===== Given data =====

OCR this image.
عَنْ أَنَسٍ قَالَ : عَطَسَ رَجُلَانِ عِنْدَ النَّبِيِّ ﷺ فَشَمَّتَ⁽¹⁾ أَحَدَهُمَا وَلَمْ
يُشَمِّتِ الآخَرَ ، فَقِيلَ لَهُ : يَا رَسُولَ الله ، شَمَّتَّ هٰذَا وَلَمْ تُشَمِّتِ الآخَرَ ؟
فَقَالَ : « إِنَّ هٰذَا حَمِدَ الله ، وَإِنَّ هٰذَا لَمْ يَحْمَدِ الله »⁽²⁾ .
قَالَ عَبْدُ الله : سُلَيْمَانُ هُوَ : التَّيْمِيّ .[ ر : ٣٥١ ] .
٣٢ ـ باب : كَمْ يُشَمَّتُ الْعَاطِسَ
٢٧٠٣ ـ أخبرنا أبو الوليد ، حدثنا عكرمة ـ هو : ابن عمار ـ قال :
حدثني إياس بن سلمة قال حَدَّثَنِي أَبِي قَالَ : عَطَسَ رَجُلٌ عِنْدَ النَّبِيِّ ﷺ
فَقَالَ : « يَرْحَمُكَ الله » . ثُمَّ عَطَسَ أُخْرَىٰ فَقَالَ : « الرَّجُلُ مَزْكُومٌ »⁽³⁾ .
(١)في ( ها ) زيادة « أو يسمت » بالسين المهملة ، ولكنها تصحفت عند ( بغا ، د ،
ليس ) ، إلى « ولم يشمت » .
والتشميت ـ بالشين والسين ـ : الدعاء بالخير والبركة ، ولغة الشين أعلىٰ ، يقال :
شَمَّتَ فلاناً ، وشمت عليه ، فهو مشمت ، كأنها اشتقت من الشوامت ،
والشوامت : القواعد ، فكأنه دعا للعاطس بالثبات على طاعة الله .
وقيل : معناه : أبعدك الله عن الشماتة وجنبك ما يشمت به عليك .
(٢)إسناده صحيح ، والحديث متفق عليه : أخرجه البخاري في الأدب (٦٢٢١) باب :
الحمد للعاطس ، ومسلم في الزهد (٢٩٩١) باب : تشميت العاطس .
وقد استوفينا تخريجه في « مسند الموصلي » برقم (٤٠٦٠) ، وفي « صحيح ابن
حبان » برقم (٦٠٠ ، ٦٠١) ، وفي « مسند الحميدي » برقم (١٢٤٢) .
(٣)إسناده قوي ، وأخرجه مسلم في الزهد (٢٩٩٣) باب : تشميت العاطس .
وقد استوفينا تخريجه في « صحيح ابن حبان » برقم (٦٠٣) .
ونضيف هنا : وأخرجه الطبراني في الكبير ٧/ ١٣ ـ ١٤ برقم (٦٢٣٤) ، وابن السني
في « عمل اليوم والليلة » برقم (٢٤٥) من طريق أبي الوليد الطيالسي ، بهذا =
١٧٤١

=====

• [Exercise aim]: Repeat every line of the data, exactly and in full.

• [Solution below]:
OCR this image.
عَنْ أَنَسٍ قَالَ : عَطَسَ رَجُلَانِ عِنْدَ النَّبِيِّ ﷺ فَشَمَّتَ⁽¹⁾ أَحَدَهُمَا وَلَمْ
يُشَمِّتِ الآخَرَ ، فَقِيلَ لَهُ : يَا رَسُولَ الله ، شَمَّتَّ هٰذَا وَلَمْ تُشَمِّتِ الآخَرَ ؟
فَقَالَ : « إِنَّ هٰذَا حَمِدَ الله ، وَإِنَّ هٰذَا لَمْ يَحْمَدِ الله »⁽²⁾ .
قَالَ عَبْدُ الله : سُلَيْمَانُ هُوَ : التَّيْمِيّ .[ ر : ٣٥١ ] .
٣٢ ـ باب : كَمْ يُشَمَّتُ الْعَاطِسَ
٢٧٠٣ ـ أخبرنا أبو الوليد ، حدثنا عكرمة ـ هو : ابن عمار ـ قال :
حدثني إياس بن سلمة قال حَدَّثَنِي أَبِي قَالَ : عَطَسَ رَجُلٌ عِنْدَ النَّبِيِّ ﷺ
فَقَالَ : « يَرْحَمُكَ الله » . ثُمَّ عَطَسَ أُخْرَىٰ فَقَالَ : « الرَّجُلُ مَزْكُومٌ »⁽³⁾ .
(١)في ( ها ) زيادة « أو يسمت » بالسين المهملة ، ولكنها تصحفت عند ( بغا ، د ،
ليس ) ، إلى « ولم يشمت » .
والتشميت ـ بالشين والسين ـ : الدعاء بالخير والبركة ، ولغة الشين أعلىٰ ، يقال :
شَمَّتَ فلاناً ، وشمت عليه ، فهو مشمت ، كأنها اشتقت من الشوامت ،
والشوامت : القواعد ، فكأنه دعا للعاطس بالثبات على طاعة الله .
وقيل : معناه : أبعدك الله عن الشماتة وجنبك ما يشمت به عليك .
(٢)إسناده صحيح ، والحديث متفق عليه : أخرجه البخاري في الأدب (٦٢٢١) باب :
الحمد للعاطس ، ومسلم في الزهد (٢٩٩١) باب : تشميت العاطس .
وقد استوفينا تخريجه في « مسند الموصلي » برقم (٤٠٦٠) ، وفي « صحيح ابن
حبان » برقم (٦٠٠ ، ٦٠١) ، وفي « مسند الحميدي » برقم (١٢٤٢) .
(٣)إسناده قوي ، وأخرجه مسلم في الزهد (٢٩٩٣) باب : تشميت العاطس .
وقد استوفينا تخريجه في « صحيح ابن حبان » برقم (٦٠٣) .
ونضيف هنا : وأخرجه الطبراني في الكبير ٧/ ١٣ ـ ١٤ برقم (٦٢٣٤) ، وابن السني
في « عمل اليوم والليلة » برقم (٢٤٥) من طريق أبي الوليد الطيالسي ، بهذا =
١٧٤١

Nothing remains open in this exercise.